## Begin Source data
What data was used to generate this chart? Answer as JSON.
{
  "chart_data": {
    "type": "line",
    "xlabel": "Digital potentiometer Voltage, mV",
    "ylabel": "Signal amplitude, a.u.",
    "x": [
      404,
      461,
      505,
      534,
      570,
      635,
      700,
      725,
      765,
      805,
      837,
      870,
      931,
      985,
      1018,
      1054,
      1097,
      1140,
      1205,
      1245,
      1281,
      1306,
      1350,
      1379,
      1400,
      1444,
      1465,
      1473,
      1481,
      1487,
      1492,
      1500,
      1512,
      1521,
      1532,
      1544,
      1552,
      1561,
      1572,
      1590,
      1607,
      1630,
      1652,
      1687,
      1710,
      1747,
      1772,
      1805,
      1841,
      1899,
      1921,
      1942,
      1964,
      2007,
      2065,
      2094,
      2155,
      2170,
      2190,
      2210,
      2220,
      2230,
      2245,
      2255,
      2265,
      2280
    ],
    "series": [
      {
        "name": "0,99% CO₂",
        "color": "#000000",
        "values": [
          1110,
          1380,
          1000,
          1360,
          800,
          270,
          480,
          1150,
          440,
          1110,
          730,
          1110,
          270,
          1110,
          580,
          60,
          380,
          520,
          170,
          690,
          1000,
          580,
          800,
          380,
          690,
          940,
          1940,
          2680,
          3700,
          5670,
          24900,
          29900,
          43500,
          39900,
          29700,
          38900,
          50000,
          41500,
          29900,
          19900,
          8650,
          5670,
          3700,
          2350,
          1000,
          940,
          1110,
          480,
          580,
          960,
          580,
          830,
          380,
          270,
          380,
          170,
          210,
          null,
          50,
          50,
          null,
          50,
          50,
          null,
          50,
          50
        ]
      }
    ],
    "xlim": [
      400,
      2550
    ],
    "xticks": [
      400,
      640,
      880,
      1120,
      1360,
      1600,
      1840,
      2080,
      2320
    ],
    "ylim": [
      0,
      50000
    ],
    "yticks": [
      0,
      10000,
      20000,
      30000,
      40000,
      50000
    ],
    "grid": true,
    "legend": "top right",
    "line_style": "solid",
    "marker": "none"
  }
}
## End Source data
Task to carry out → Take the entries above and transcribe them exactly.

Worked solution →
What data was used to generate this chart? Answer as JSON.
{
  "chart_data": {
    "type": "line",
    "xlabel": "Digital potentiometer Voltage, mV",
    "ylabel": "Signal amplitude, a.u.",
    "x": [
      404,
      461,
      505,
      534,
      570,
      635,
      700,
      725,
      765,
      805,
      837,
      870,
      931,
      985,
      1018,
      1054,
      1097,
      1140,
      1205,
      1245,
      1281,
      1306,
      1350,
      1379,
      1400,
      1444,
      1465,
      1473,
      1481,
      1487,
      1492,
      1500,
      1512,
      1521,
      1532,
      1544,
      1552,
      1561,
      1572,
      1590,
      1607,
      1630,
      1652,
      1687,
      1710,
      1747,
      1772,
      1805,
      1841,
      1899,
      1921,
      1942,
      1964,
      2007,
      2065,
      2094,
      2155,
      2170,
      2190,
      2210,
      2220,
      2230,
      2245,
      2255,
      2265,
      2280
    ],
    "series": [
      {
        "name": "0,99% CO₂",
        "color": "#000000",
        "values": [
          1110,
          1380,
          1000,
          1360,
          800,
          270,
          480,
          1150,
          440,
          1110,
          730,
          1110,
          270,
          1110,
          580,
          60,
          380,
          520,
          170,
          690,
          1000,
          580,
          800,
          380,
          690,
          940,
          1940,
          2680,
          3700,
          5670,
          24900,
          29900,
          43500,
          39900,
          29700,
          38900,
          50000,
          41500,
          29900,
          19900,
          8650,
          5670,
          3700,
          2350,
          1000,
          940,
          1110,
          480,
          580,
          960,
          580,
          830,
          380,
          270,
          380,
          170,
          210,
          null,
          50,
          50,
          null,
          50,
          50,
          null,
          50,
          50
        ]
      }
    ],
    "xlim": [
      400,
      2550
    ],
    "xticks": [
      400,
      640,
      880,
      1120,
      1360,
      1600,
      1840,
      2080,
      2320
    ],
    "ylim": [
      0,
      50000
    ],
    "yticks": [
      0,
      10000,
      20000,
      30000,
      40000,
      50000
    ],
    "grid": true,
    "legend": "top right",
    "line_style": "solid",
    "marker": "none"
  }
}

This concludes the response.